>> begin Records supplied

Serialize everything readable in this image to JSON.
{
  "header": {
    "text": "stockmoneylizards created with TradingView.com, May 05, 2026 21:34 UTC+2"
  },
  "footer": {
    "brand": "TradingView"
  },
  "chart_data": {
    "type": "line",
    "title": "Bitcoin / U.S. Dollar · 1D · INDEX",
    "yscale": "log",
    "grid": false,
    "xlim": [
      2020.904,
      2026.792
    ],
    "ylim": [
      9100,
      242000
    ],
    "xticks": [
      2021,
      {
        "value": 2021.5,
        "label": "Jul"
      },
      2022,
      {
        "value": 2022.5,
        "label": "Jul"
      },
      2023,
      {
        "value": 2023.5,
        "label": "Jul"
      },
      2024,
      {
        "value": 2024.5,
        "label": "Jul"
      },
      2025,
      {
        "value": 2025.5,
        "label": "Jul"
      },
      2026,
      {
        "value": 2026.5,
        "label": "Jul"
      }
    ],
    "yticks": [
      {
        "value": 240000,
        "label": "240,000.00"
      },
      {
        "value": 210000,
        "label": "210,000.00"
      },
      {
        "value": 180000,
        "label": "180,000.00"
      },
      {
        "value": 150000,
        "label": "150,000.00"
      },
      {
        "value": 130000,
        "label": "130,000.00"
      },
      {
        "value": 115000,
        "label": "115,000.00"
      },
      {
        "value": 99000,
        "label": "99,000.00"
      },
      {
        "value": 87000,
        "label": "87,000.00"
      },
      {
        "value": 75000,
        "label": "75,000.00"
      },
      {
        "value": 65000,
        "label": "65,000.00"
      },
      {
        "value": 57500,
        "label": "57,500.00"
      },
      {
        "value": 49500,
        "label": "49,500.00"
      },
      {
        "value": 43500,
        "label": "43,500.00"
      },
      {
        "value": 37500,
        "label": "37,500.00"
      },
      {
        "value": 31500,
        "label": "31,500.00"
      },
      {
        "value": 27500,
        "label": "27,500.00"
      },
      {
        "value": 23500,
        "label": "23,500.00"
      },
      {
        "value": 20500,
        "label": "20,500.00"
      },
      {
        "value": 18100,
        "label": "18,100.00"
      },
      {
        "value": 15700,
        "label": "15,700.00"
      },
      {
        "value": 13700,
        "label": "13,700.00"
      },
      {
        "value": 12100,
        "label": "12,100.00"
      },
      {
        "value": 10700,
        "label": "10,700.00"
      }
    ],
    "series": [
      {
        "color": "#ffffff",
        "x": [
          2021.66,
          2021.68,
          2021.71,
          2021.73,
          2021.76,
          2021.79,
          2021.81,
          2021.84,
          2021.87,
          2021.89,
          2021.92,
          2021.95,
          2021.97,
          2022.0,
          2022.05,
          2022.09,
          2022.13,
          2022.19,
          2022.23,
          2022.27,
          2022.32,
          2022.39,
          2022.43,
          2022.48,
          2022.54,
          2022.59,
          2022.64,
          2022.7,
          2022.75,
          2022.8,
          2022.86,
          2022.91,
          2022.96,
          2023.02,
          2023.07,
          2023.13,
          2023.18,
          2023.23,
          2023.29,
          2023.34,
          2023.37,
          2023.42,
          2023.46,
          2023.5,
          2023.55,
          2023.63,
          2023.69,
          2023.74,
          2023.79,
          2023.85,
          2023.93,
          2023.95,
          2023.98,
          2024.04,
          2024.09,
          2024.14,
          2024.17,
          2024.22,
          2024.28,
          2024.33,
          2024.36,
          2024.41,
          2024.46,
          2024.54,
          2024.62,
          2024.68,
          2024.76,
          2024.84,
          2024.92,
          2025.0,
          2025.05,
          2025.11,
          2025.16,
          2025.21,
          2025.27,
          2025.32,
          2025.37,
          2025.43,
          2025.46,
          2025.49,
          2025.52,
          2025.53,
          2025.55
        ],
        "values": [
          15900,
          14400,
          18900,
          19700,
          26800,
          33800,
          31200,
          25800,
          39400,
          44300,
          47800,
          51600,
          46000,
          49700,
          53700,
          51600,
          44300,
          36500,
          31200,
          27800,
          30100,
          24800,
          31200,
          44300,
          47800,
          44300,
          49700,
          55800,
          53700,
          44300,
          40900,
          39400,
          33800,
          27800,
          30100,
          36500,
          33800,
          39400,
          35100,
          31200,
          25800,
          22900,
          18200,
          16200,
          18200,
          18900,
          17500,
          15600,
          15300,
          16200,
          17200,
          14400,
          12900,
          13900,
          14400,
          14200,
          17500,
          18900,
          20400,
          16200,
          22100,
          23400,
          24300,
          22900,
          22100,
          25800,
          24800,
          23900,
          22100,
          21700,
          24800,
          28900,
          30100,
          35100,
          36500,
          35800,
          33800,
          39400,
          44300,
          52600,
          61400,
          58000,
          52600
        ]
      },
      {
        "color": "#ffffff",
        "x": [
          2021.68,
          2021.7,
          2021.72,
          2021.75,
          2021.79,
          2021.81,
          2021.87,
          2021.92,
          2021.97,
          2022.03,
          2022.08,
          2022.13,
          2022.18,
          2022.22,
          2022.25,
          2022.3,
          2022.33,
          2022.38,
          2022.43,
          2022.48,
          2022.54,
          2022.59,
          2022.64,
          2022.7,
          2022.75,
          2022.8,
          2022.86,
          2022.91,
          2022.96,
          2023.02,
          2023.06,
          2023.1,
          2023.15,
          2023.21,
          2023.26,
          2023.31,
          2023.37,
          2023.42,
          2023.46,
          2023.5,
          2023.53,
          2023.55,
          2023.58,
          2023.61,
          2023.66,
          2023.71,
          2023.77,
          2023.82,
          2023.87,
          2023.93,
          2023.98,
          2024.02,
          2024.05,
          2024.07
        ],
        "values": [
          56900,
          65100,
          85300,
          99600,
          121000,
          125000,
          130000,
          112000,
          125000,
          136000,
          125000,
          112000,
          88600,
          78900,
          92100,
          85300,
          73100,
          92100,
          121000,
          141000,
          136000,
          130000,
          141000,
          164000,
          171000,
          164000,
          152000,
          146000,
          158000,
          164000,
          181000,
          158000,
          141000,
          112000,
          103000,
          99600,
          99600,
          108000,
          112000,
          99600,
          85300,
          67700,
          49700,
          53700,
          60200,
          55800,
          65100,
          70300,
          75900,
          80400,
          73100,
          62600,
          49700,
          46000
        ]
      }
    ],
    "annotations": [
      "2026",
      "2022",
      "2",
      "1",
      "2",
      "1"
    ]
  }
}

>> end Records supplied

▶ [Task statement]: Transcribe the full listing above without leaving anything out.

▶ [Complete output]:
Serialize everything readable in this image to JSON.
{
  "header": {
    "text": "stockmoneylizards created with TradingView.com, May 05, 2026 21:34 UTC+2"
  },
  "footer": {
    "brand": "TradingView"
  },
  "chart_data": {
    "type": "line",
    "title": "Bitcoin / U.S. Dollar · 1D · INDEX",
    "yscale": "log",
    "grid": false,
    "xlim": [
      2020.904,
      2026.792
    ],
    "ylim": [
      9100,
      242000
    ],
    "xticks": [
      2021,
      {
        "value": 2021.5,
        "label": "Jul"
      },
      2022,
      {
        "value": 2022.5,
        "label": "Jul"
      },
      2023,
      {
        "value": 2023.5,
        "label": "Jul"
      },
      2024,
      {
        "value": 2024.5,
        "label": "Jul"
      },
      2025,
      {
        "value": 2025.5,
        "label": "Jul"
      },
      2026,
      {
        "value": 2026.5,
        "label": "Jul"
      }
    ],
    "yticks": [
      {
        "value": 240000,
        "label": "240,000.00"
      },
      {
        "value": 210000,
        "label": "210,000.00"
      },
      {
        "value": 180000,
        "label": "180,000.00"
      },
      {
        "value": 150000,
        "label": "150,000.00"
      },
      {
        "value": 130000,
        "label": "130,000.00"
      },
      {
        "value": 115000,
        "label": "115,000.00"
      },
      {
        "value": 99000,
        "label": "99,000.00"
      },
      {
        "value": 87000,
        "label": "87,000.00"
      },
      {
        "value": 75000,
        "label": "75,000.00"
      },
      {
        "value": 65000,
        "label": "65,000.00"
      },
      {
        "value": 57500,
        "label": "57,500.00"
      },
      {
        "value": 49500,
        "label": "49,500.00"
      },
      {
        "value": 43500,
        "label": "43,500.00"
      },
      {
        "value": 37500,
        "label": "37,500.00"
      },
      {
        "value": 31500,
        "label": "31,500.00"
      },
      {
        "value": 27500,
        "label": "27,500.00"
      },
      {
        "value": 23500,
        "label": "23,500.00"
      },
      {
        "value": 20500,
        "label": "20,500.00"
      },
      {
        "value": 18100,
        "label": "18,100.00"
      },
      {
        "value": 15700,
        "label": "15,700.00"
      },
      {
        "value": 13700,
        "label": "13,700.00"
      },
      {
        "value": 12100,
        "label": "12,100.00"
      },
      {
        "value": 10700,
        "label": "10,700.00"
      }
    ],
    "series": [
      {
        "color": "#ffffff",
        "x": [
          2021.66,
          2021.68,
          2021.71,
          2021.73,
          2021.76,
          2021.79,
          2021.81,
          2021.84,
          2021.87,
          2021.89,
          2021.92,
          2021.95,
          2021.97,
          2022.0,
          2022.05,
          2022.09,
          2022.13,
          2022.19,
          2022.23,
          2022.27,
          2022.32,
          2022.39,
          2022.43,
          2022.48,
          2022.54,
          2022.59,
          2022.64,
          2022.7,
          2022.75,
          2022.8,
          2022.86,
          2022.91,
          2022.96,
          2023.02,
          2023.07,
          2023.13,
          2023.18,
          2023.23,
          2023.29,
          2023.34,
          2023.37,
          2023.42,
          2023.46,
          2023.5,
          2023.55,
          2023.63,
          2023.69,
          2023.74,
          2023.79,
          2023.85,
          2023.93,
          2023.95,
          2023.98,
          2024.04,
          2024.09,
          2024.14,
          2024.17,
          2024.22,
          2024.28,
          2024.33,
          2024.36,
          2024.41,
          2024.46,
          2024.54,
          2024.62,
          2024.68,
          2024.76,
          2024.84,
          2024.92,
          2025.0,
          2025.05,
          2025.11,
          2025.16,
          2025.21,
          2025.27,
          2025.32,
          2025.37,
          2025.43,
          2025.46,
          2025.49,
          2025.52,
          2025.53,
          2025.55
        ],
        "values": [
          15900,
          14400,
          18900,
          19700,
          26800,
          33800,
          31200,
          25800,
          39400,
          44300,
          47800,
          51600,
          46000,
          49700,
          53700,
          51600,
          44300,
          36500,
          31200,
          27800,
          30100,
          24800,
          31200,
          44300,
          47800,
          44300,
          49700,
          55800,
          53700,
          44300,
          40900,
          39400,
          33800,
          27800,
          30100,
          36500,
          33800,
          39400,
          35100,
          31200,
          25800,
          22900,
          18200,
          16200,
          18200,
          18900,
          17500,
          15600,
          15300,
          16200,
          17200,
          14400,
          12900,
          13900,
          14400,
          14200,
          17500,
          18900,
          20400,
          16200,
          22100,
          23400,
          24300,
          22900,
          22100,
          25800,
          24800,
          23900,
          22100,
          21700,
          24800,
          28900,
          30100,
          35100,
          36500,
          35800,
          33800,
          39400,
          44300,
          52600,
          61400,
          58000,
          52600
        ]
      },
      {
        "color": "#ffffff",
        "x": [
          2021.68,
          2021.7,
          2021.72,
          2021.75,
          2021.79,
          2021.81,
          2021.87,
          2021.92,
          2021.97,
          2022.03,
          2022.08,
          2022.13,
          2022.18,
          2022.22,
          2022.25,
          2022.3,
          2022.33,
          2022.38,
          2022.43,
          2022.48,
          2022.54,
          2022.59,
          2022.64,
          2022.7,
          2022.75,
          2022.8,
          2022.86,
          2022.91,
          2022.96,
          2023.02,
          2023.06,
          2023.1,
          2023.15,
          2023.21,
          2023.26,
          2023.31,
          2023.37,
          2023.42,
          2023.46,
          2023.5,
          2023.53,
          2023.55,
          2023.58,
          2023.61,
          2023.66,
          2023.71,
          2023.77,
          2023.82,
          2023.87,
          2023.93,
          2023.98,
          2024.02,
          2024.05,
          2024.07
        ],
        "values": [
          56900,
          65100,
          85300,
          99600,
          121000,
          125000,
          130000,
          112000,
          125000,
          136000,
          125000,
          112000,
          88600,
          78900,
          92100,
          85300,
          73100,
          92100,
          121000,
          141000,
          136000,
          130000,
          141000,
          164000,
          171000,
          164000,
          152000,
          146000,
          158000,
          164000,
          181000,
          158000,
          141000,
          112000,
          103000,
          99600,
          99600,
          108000,
          112000,
          99600,
          85300,
          67700,
          49700,
          53700,
          60200,
          55800,
          65100,
          70300,
          75900,
          80400,
          73100,
          62600,
          49700,
          46000
        ]
      }
    ],
    "annotations": [
      "2026",
      "2022",
      "2",
      "1",
      "2",
      "1"
    ]
  }
}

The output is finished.